#### Extrait ####

Le président Hollande, sous la pression de la Commission Européenne, des marches financiers, des agences de notation, du Medef et de la presse économique (possédée par le patronat), a renforcé l’orientation néo-libérale de sa politique économique : les dépenses publiques (et en particulier les dépenses sociales) devront diminuer de 65 milliards en 4 ans ; les entreprises bénéficieront de 30 milliards de baisse des cotisations sociales familles (qui s’ajoutent aux 25 milliards d’exonération de cotisations sociales, aux 6 milliards de Crédit Impôt recherche, au 6 milliards de réduction de la fiscalité locale des entreprises). Mais, cela ne suffit pas au patronat : il veut 116 milliards de réduction d’impôts, la mise en cause du droit du travail et ceci sans contrepartie.

Le risque est grand que la baisse des dépenses publiques déprime la demande, donc le PIB, que les entreprises n’embauchent pas plus, n’investissent pas plus faute de débouchés de sorte que les 30 milliards de baisse des cotisations se retrouvent en hausse de dividende ou en désendettement, sans impact sur l’emploi. Le risque est grand que tous les pays de la zone euro ne rivalisent en politique de compétitivité, bridant leurs salaires, réduisant leur protection sociale, augmentant les taux de marge des entreprises qui investiront ailleurs, dans les pays émergents, à forte croissance.

####

_Consignes:_
- 1) Veuillez recopier le passage de l'extrait sur la politique économique qui commence à « Le risque est grand que la » et se termine à « à forte croissance. ».
- 2) Poursuivez l'extrait sur la politique économique après sa dernière phrase.

#### Données enregistrées ####

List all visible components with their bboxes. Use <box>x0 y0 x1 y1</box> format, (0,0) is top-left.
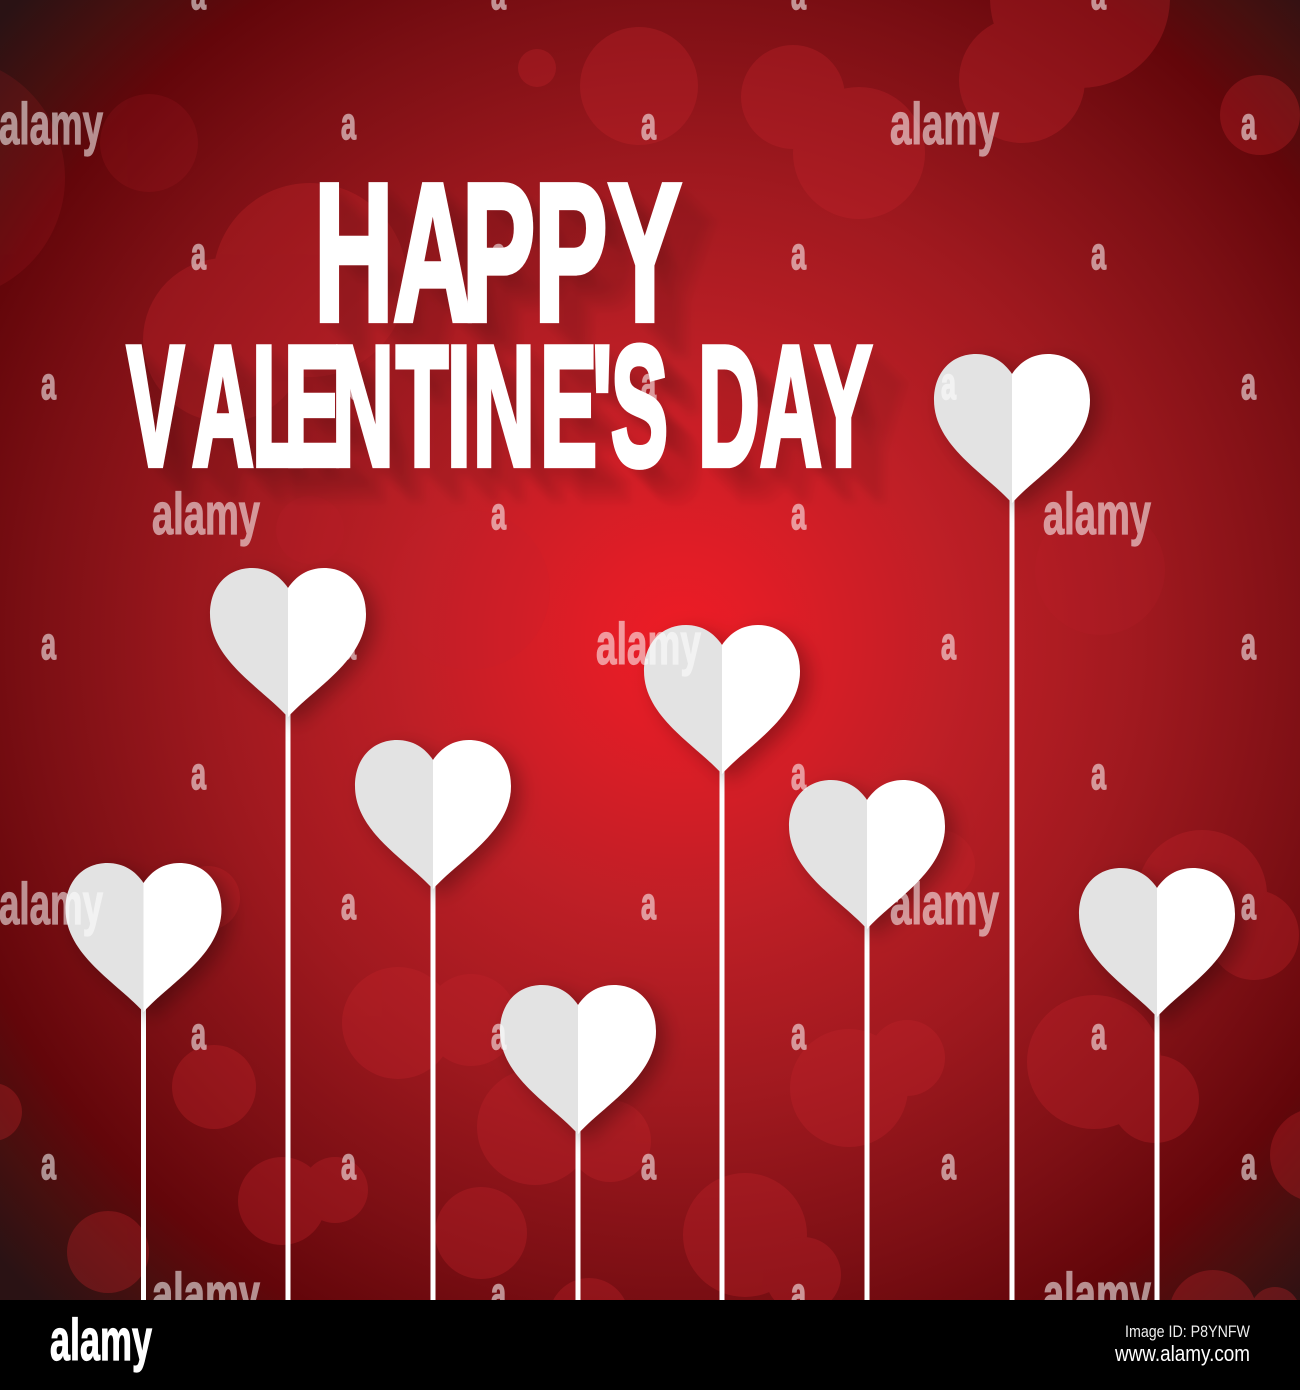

####

_Réponses par consigne:_
- 1)
Le risque est grand que la baisse des dépenses publiques déprime la demande, donc le PIB, que les entreprises n’embauchent pas plus, n’investissent pas plus faute de débouchés de sorte que les 30 milliards de baisse des cotisations se retrouvent en hausse de dividende ou en désendettement, sans impact sur l’emploi. Le risque est grand que tous les pays de la zone euro ne rivalisent en politique de compétitivité, bridant leurs salaires, réduisant leur protection sociale, augmentant les taux de marge des entreprises qui investiront ailleurs, dans les pays émergents, à forte croissance.

- 2)
Faut-il poursuivre les réformes néo-libérales qui ont abouti à la crise ? Donner plus de poids à la finance ? Diminuer encore la part du travail dans la valeur ajoutée ? Augmenter l’insécurité de l’emploi ? Les travailleurs des pays européens doivent-ils se combattre les uns les autres en acceptant des baisses de salaires ? Faut-il continuer aveuglément une croissance qui mène à la catastrophe écologique ?

Face à ces perspectives mortifères, l’Europe et la France doivent s’engager dans des politiques de ruptures, comportant de vraies réformes structurelles :

- Ni les marchés financiers, ni les agences de notation, dont l’aveuglement et l’avidité, sont responsables de la crise financière de 2008 ne doivent pouvoir influencer les politiques économiques européennes. La BCE doit garantir les dettes publiques ; l’épargne des européens doit être utilisée, via les caisses d’épargne, via des Banques publiques de Développement durables à financer à taux bas les dettes publiques, les collectivités locales, le renouveau productif et la transition écologique.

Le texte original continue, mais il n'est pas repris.